→ **Objective 1**
What two main ideas does Swamiji present in the lecture summary on the Ego?
→ **Objective 2**
Proceed with the lecture summary on the Ego, picking up after its final sentence.

→ **Source text**
━━━

Lecture 2/5. Netherlands, 2018.
This is the second lecture of a weekend retreat in the European summer of 2019. The overarching theme for this retreat was understanding the Ego, and how to work with it to achieve lasting happiness. In this lecture Swamiji presents two main ideas: The Game of Obligation, and the Busy-ness of the “I”, as ways to help us see how our Ego is working within ourselves.
The other lectures in this series are:
Interpretation
Busyness of the “I”
Each individual has an “I” within, but each is part of a greater whole. Just as a river is made of many drops.
In the opening of the Bhagavad Gita we are shown duality. Krishna rides to the middle of the battlefield surveying the two armies; one on either side. This position requires a decision.
Automatically we start to evaluate, compare and think – the “I” must make a choice. This is the benefit and disadvantage of this position.
The more we think, the less time there is to do. And so, we feel the pressure of time. We develop this habit of keeping ourselves busy, creating our own suffering.
We keep ourselves busy by not evaluating properly, and not providing ourselves with rest. Then, at the end of the day we feel exhausted rather than happy.

━━━

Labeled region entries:
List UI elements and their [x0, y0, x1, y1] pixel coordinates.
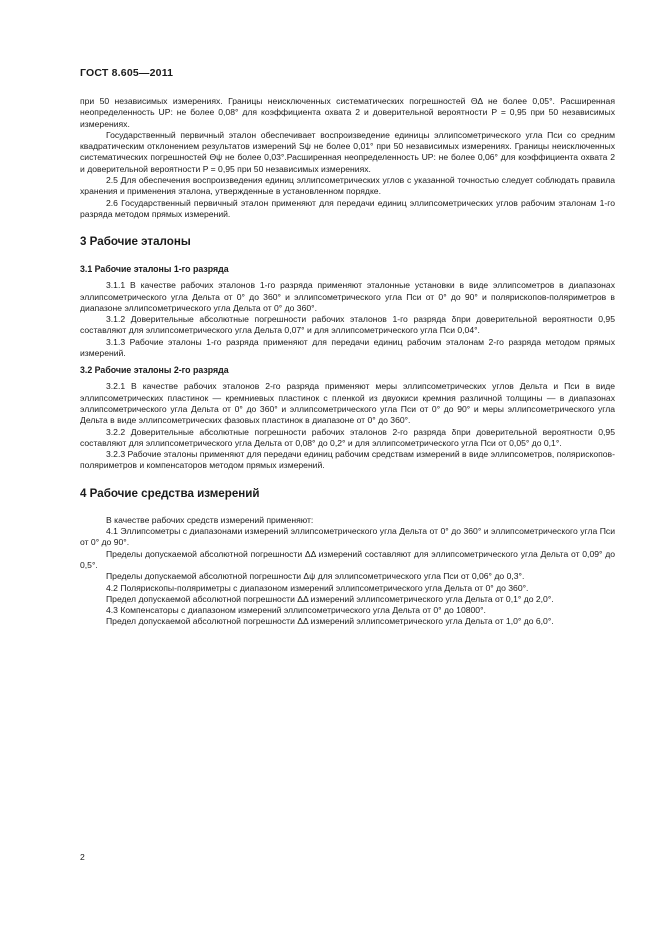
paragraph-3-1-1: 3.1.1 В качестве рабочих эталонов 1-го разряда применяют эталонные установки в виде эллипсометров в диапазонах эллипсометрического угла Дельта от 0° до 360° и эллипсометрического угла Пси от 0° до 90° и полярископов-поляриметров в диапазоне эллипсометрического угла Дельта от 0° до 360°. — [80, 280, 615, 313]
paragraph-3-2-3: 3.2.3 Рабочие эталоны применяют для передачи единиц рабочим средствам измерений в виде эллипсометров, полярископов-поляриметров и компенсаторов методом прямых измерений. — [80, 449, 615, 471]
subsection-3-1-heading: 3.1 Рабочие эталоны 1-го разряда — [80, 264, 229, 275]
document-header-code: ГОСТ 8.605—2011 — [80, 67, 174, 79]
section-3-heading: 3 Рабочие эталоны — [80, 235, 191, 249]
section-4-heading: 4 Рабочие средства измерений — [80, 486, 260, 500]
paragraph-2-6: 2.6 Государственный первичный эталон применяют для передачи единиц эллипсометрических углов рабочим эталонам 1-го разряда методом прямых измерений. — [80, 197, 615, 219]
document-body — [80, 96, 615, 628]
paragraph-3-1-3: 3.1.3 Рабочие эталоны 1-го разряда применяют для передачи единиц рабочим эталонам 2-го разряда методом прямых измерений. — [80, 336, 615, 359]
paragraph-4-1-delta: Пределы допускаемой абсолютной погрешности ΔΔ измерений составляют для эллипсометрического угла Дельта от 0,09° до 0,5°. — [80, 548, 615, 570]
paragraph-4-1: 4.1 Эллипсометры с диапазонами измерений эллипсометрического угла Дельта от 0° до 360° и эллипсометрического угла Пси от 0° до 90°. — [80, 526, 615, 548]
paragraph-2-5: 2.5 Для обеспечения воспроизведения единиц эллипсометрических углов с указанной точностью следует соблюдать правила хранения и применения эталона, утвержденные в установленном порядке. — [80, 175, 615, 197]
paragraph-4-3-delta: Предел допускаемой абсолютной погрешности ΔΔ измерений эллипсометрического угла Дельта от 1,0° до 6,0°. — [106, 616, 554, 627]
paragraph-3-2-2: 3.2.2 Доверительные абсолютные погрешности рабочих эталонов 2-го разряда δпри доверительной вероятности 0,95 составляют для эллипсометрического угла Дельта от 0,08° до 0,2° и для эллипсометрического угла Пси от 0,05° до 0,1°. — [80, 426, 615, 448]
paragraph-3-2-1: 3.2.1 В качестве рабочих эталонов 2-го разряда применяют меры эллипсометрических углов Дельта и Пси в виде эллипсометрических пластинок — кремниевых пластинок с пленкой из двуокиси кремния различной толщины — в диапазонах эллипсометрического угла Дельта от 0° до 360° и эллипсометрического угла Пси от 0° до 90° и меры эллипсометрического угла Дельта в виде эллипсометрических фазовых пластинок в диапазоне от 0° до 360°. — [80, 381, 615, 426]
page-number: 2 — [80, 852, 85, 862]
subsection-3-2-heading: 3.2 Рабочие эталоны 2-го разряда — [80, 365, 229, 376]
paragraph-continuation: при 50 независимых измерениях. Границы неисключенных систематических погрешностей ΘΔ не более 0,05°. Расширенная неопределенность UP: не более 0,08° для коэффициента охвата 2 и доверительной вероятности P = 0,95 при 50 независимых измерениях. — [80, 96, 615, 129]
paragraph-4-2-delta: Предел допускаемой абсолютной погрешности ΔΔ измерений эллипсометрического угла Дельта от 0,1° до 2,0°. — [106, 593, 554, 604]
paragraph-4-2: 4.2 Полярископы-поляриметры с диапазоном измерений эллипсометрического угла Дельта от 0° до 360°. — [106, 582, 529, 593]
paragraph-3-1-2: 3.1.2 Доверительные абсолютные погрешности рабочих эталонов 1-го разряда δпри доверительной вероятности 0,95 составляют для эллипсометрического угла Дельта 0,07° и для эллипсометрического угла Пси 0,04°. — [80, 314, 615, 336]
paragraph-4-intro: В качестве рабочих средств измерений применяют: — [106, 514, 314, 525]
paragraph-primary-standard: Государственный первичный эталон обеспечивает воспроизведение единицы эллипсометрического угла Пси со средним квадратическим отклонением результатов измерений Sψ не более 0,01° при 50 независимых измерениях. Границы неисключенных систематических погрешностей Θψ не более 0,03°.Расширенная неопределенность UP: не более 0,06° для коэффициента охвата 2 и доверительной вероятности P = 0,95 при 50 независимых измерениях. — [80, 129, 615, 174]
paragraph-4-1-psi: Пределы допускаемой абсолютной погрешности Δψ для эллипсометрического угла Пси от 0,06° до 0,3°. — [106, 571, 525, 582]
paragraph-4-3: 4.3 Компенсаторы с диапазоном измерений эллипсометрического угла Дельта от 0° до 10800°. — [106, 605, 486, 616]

━━━

→ **Task response 1**
The Game of Obligation and the Busy-ness of the "I."

→ **Task response 2**
Why does this happen? The “I” has projected the idea of “I am managing”. But is it?
We must learn to accept reality as it is.
Game of Obligation
In any interaction between people there must be a giver and receiver. One exists because of the other. We can see this in the Yoga Sutras, Sadhana Pada, Verse 3.
But the “I” does not like to be under obligation to another, it likes to oblige. This “giving”, is the position of power. It is a game played, by the “I” trying to prove their superiority, to bring the other “I” under obligation.
Why does the “I” deliberately prepare the agenda to get exhausted and to be unhappy? “I” doesn’t like to be the receiver, to be on the negative side; to lose.
You can try to fill the cup, keeping yourself busy, reaching 99.99% full but you will always be missing something.
The “I” needs to accept that we will always be half full and half empty. We will oscillate from plus to minus and back again. In this way we will be complete, yet half full.
We keep ourselves busy to avoid the real confrontation with our Self. And, in this way we develop an emotional imbalance.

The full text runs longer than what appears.